• _Records for this task_
******************************
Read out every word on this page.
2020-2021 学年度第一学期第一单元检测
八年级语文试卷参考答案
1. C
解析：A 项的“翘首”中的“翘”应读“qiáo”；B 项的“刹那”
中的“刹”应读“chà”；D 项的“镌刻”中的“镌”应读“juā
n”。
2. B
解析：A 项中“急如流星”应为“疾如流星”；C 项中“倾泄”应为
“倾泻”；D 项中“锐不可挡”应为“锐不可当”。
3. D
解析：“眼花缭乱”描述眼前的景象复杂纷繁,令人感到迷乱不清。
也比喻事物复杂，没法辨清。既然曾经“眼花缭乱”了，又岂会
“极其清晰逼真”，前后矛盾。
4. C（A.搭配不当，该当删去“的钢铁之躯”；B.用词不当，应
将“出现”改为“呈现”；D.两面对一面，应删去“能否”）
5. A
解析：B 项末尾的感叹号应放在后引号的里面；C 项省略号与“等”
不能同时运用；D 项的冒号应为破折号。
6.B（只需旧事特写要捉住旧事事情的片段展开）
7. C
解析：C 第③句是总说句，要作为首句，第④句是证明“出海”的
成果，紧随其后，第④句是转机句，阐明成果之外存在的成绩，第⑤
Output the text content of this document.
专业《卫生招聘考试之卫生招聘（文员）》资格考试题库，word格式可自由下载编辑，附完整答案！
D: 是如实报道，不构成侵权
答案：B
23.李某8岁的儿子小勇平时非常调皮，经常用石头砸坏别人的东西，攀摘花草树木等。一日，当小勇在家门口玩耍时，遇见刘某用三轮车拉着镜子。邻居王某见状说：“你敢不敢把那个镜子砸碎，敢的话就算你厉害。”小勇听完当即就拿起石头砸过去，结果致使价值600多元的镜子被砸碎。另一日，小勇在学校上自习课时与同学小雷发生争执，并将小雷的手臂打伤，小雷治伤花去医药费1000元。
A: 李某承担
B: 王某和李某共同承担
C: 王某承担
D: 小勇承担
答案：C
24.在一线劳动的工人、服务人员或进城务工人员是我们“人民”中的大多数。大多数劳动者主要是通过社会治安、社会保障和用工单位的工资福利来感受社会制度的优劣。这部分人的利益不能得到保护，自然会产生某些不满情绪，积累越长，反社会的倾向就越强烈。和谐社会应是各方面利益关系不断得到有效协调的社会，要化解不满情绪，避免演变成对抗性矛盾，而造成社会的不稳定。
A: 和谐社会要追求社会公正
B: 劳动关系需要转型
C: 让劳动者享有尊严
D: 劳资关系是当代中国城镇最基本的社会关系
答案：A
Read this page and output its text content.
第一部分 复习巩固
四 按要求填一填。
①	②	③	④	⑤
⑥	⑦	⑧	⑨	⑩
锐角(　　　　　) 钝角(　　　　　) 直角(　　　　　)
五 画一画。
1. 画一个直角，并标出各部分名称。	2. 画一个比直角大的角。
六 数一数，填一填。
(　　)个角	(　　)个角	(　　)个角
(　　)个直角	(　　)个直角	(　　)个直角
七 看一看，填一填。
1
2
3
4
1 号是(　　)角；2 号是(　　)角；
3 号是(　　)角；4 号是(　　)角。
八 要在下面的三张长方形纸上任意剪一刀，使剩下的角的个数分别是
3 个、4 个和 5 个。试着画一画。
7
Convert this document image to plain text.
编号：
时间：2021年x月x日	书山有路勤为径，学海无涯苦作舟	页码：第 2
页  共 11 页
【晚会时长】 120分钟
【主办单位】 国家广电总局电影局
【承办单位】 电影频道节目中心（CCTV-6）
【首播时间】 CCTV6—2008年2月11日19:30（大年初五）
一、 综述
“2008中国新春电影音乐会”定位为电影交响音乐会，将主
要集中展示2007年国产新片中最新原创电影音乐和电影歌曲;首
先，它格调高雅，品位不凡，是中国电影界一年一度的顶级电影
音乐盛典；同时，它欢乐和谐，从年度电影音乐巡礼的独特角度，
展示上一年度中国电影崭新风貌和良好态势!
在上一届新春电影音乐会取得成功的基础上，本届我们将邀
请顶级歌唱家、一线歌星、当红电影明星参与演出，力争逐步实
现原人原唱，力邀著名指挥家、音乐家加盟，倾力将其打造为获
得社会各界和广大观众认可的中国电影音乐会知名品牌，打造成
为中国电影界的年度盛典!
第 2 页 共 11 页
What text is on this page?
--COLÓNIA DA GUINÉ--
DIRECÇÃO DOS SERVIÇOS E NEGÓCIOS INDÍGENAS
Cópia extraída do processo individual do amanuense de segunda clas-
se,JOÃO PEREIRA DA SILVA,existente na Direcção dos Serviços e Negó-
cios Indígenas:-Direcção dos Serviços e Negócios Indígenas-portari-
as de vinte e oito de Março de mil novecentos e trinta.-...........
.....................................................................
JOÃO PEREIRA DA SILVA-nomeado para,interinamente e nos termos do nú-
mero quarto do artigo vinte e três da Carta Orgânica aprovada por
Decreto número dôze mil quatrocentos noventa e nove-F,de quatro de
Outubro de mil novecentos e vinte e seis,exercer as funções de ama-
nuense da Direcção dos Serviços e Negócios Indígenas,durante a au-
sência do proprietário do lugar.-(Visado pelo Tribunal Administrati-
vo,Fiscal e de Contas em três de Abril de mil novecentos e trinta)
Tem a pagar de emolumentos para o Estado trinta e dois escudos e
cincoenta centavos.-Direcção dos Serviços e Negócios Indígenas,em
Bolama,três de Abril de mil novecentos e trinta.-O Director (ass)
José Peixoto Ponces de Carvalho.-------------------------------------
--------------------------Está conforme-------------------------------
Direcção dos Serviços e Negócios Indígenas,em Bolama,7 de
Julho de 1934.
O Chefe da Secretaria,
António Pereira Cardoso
******************************
• _Stated task_
Return every entry verbatim.

• _Worked solution_
Read out every word on this page.
2020-2021 学年度第一学期第一单元检测
八年级语文试卷参考答案
1. C
解析：A 项的“翘首”中的“翘”应读“qiáo”；B 项的“刹那”
中的“刹”应读“chà”；D 项的“镌刻”中的“镌”应读“juā
n”。
2. B
解析：A 项中“急如流星”应为“疾如流星”；C 项中“倾泄”应为
“倾泻”；D 项中“锐不可挡”应为“锐不可当”。
3. D
解析：“眼花缭乱”描述眼前的景象复杂纷繁,令人感到迷乱不清。
也比喻事物复杂，没法辨清。既然曾经“眼花缭乱”了，又岂会
“极其清晰逼真”，前后矛盾。
4. C（A.搭配不当，该当删去“的钢铁之躯”；B.用词不当，应
将“出现”改为“呈现”；D.两面对一面，应删去“能否”）
5. A
解析：B 项末尾的感叹号应放在后引号的里面；C 项省略号与“等”
不能同时运用；D 项的冒号应为破折号。
6.B（只需旧事特写要捉住旧事事情的片段展开）
7. C
解析：C 第③句是总说句，要作为首句，第④句是证明“出海”的
成果，紧随其后，第④句是转机句，阐明成果之外存在的成绩，第⑤
Output the text content of this document.
专业《卫生招聘考试之卫生招聘（文员）》资格考试题库，word格式可自由下载编辑，附完整答案！
D: 是如实报道，不构成侵权
答案：B
23.李某8岁的儿子小勇平时非常调皮，经常用石头砸坏别人的东西，攀摘花草树木等。一日，当小勇在家门口玩耍时，遇见刘某用三轮车拉着镜子。邻居王某见状说：“你敢不敢把那个镜子砸碎，敢的话就算你厉害。”小勇听完当即就拿起石头砸过去，结果致使价值600多元的镜子被砸碎。另一日，小勇在学校上自习课时与同学小雷发生争执，并将小雷的手臂打伤，小雷治伤花去医药费1000元。
A: 李某承担
B: 王某和李某共同承担
C: 王某承担
D: 小勇承担
答案：C
24.在一线劳动的工人、服务人员或进城务工人员是我们“人民”中的大多数。大多数劳动者主要是通过社会治安、社会保障和用工单位的工资福利来感受社会制度的优劣。这部分人的利益不能得到保护，自然会产生某些不满情绪，积累越长，反社会的倾向就越强烈。和谐社会应是各方面利益关系不断得到有效协调的社会，要化解不满情绪，避免演变成对抗性矛盾，而造成社会的不稳定。
A: 和谐社会要追求社会公正
B: 劳动关系需要转型
C: 让劳动者享有尊严
D: 劳资关系是当代中国城镇最基本的社会关系
答案：A
Read this page and output its text content.
第一部分 复习巩固
四 按要求填一填。
①	②	③	④	⑤
⑥	⑦	⑧	⑨	⑩
锐角(　　　　　) 钝角(　　　　　) 直角(　　　　　)
五 画一画。
1. 画一个直角，并标出各部分名称。	2. 画一个比直角大的角。
六 数一数，填一填。
(　　)个角	(　　)个角	(　　)个角
(　　)个直角	(　　)个直角	(　　)个直角
七 看一看，填一填。
1
2
3
4
1 号是(　　)角；2 号是(　　)角；
3 号是(　　)角；4 号是(　　)角。
八 要在下面的三张长方形纸上任意剪一刀，使剩下的角的个数分别是
3 个、4 个和 5 个。试着画一画。
7
Convert this document image to plain text.
编号：
时间：2021年x月x日	书山有路勤为径，学海无涯苦作舟	页码：第 2
页  共 11 页
【晚会时长】 120分钟
【主办单位】 国家广电总局电影局
【承办单位】 电影频道节目中心（CCTV-6）
【首播时间】 CCTV6—2008年2月11日19:30（大年初五）
一、 综述
“2008中国新春电影音乐会”定位为电影交响音乐会，将主
要集中展示2007年国产新片中最新原创电影音乐和电影歌曲;首
先，它格调高雅，品位不凡，是中国电影界一年一度的顶级电影
音乐盛典；同时，它欢乐和谐，从年度电影音乐巡礼的独特角度，
展示上一年度中国电影崭新风貌和良好态势!
在上一届新春电影音乐会取得成功的基础上，本届我们将邀
请顶级歌唱家、一线歌星、当红电影明星参与演出，力争逐步实
现原人原唱，力邀著名指挥家、音乐家加盟，倾力将其打造为获
得社会各界和广大观众认可的中国电影音乐会知名品牌，打造成
为中国电影界的年度盛典!
第 2 页 共 11 页
What text is on this page?
--COLÓNIA DA GUINÉ--
DIRECÇÃO DOS SERVIÇOS E NEGÓCIOS INDÍGENAS
Cópia extraída do processo individual do amanuense de segunda clas-
se,JOÃO PEREIRA DA SILVA,existente na Direcção dos Serviços e Negó-
cios Indígenas:-Direcção dos Serviços e Negócios Indígenas-portari-
as de vinte e oito de Março de mil novecentos e trinta.-...........
.....................................................................
JOÃO PEREIRA DA SILVA-nomeado para,interinamente e nos termos do nú-
mero quarto do artigo vinte e três da Carta Orgânica aprovada por
Decreto número dôze mil quatrocentos noventa e nove-F,de quatro de
Outubro de mil novecentos e vinte e seis,exercer as funções de ama-
nuense da Direcção dos Serviços e Negócios Indígenas,durante a au-
sência do proprietário do lugar.-(Visado pelo Tribunal Administrati-
vo,Fiscal e de Contas em três de Abril de mil novecentos e trinta)
Tem a pagar de emolumentos para o Estado trinta e dois escudos e
cincoenta centavos.-Direcção dos Serviços e Negócios Indígenas,em
Bolama,três de Abril de mil novecentos e trinta.-O Director (ass)
José Peixoto Ponces de Carvalho.-------------------------------------
--------------------------Está conforme-------------------------------
Direcção dos Serviços e Negócios Indígenas,em Bolama,7 de
Julho de 1934.
O Chefe da Secretaria,
António Pereira Cardoso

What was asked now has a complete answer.